Identify all lines below that hold "Process" and collect them.
╭──
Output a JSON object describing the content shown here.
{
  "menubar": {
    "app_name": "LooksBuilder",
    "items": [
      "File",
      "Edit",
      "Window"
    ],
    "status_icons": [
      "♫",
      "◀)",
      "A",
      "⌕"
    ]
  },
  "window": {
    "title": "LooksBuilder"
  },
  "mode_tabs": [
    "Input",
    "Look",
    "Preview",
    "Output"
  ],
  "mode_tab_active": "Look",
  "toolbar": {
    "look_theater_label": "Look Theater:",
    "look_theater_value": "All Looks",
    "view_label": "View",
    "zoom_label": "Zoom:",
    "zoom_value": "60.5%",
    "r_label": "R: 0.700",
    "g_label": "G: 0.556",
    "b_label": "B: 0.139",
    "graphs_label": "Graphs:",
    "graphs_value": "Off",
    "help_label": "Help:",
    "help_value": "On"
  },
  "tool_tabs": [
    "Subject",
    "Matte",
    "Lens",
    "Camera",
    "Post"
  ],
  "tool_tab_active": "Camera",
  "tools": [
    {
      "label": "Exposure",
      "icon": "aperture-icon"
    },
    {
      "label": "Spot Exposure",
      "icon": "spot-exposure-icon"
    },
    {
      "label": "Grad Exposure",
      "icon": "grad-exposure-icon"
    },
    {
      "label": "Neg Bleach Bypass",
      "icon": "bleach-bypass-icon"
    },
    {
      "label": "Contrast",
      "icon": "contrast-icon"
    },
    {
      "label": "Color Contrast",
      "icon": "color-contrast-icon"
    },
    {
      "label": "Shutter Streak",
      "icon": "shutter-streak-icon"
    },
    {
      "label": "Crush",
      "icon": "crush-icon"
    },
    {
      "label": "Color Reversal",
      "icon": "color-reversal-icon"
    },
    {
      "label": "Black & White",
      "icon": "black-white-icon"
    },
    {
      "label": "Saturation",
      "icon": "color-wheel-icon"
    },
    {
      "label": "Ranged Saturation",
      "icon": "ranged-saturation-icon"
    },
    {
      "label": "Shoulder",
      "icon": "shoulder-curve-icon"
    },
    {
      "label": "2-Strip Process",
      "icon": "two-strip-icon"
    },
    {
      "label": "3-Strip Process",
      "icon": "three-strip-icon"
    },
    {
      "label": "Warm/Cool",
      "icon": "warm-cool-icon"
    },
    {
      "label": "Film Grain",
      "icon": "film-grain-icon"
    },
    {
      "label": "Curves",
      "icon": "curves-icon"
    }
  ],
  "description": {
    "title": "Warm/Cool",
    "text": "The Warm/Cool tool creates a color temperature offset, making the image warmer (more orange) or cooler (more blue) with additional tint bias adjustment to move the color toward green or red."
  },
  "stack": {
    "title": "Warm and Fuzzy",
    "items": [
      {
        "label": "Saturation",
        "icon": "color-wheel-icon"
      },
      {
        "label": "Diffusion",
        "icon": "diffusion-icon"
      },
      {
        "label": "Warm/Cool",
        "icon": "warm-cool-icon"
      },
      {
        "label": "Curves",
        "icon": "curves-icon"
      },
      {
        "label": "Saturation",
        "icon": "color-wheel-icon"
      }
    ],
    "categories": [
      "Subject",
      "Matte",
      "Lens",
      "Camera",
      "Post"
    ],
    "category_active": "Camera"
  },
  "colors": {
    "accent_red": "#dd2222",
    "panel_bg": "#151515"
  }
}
╰──
> **THE RESULT**:
      "label": "2-Strip Process",
      "label": "3-Strip Process",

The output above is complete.